**REQUIREMENTS**
Below are some records. Say in a single number how many of their lines include the word "London".

[START OF EXTRACTED ENTRIES]

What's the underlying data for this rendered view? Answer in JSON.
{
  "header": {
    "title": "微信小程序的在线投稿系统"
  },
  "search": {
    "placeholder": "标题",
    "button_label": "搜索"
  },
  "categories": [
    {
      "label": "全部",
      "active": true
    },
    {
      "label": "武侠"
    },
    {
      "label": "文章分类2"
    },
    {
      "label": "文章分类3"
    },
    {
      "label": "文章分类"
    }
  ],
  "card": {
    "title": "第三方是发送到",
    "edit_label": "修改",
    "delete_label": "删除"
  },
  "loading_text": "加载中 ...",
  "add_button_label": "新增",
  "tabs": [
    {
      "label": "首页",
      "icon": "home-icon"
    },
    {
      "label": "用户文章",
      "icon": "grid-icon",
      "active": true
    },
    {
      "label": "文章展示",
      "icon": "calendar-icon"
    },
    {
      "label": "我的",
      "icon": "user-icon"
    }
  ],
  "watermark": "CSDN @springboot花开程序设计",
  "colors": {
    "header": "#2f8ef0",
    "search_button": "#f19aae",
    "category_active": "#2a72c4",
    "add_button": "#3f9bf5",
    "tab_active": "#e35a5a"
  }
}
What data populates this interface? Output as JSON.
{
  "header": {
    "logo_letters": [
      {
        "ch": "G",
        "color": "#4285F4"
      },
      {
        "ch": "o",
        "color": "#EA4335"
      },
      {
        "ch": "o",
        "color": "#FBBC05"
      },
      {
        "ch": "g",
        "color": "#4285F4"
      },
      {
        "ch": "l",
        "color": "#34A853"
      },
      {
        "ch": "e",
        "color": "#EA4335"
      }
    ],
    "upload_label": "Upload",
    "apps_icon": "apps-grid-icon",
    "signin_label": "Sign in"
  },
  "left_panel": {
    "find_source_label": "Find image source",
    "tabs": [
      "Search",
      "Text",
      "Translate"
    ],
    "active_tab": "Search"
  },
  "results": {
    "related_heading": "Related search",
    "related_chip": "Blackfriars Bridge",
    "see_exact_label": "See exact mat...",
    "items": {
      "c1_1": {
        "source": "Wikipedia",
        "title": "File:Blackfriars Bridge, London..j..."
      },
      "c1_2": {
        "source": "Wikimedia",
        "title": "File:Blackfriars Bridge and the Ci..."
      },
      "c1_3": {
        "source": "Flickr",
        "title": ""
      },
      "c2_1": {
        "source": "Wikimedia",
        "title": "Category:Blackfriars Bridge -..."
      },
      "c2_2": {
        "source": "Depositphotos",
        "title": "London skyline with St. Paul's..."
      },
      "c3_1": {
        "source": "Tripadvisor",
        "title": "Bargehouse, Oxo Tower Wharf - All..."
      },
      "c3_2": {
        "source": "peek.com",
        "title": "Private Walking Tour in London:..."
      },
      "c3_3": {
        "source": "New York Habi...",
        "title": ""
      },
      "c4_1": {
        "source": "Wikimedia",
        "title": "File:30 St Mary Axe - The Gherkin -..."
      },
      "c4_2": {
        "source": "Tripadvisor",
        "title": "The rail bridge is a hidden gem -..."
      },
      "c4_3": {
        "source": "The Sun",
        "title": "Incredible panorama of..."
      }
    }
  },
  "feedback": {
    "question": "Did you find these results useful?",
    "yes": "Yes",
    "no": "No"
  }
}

[END OF EXTRACTED ENTRIES]

**SOLUTION TO THE EXERCISE**
3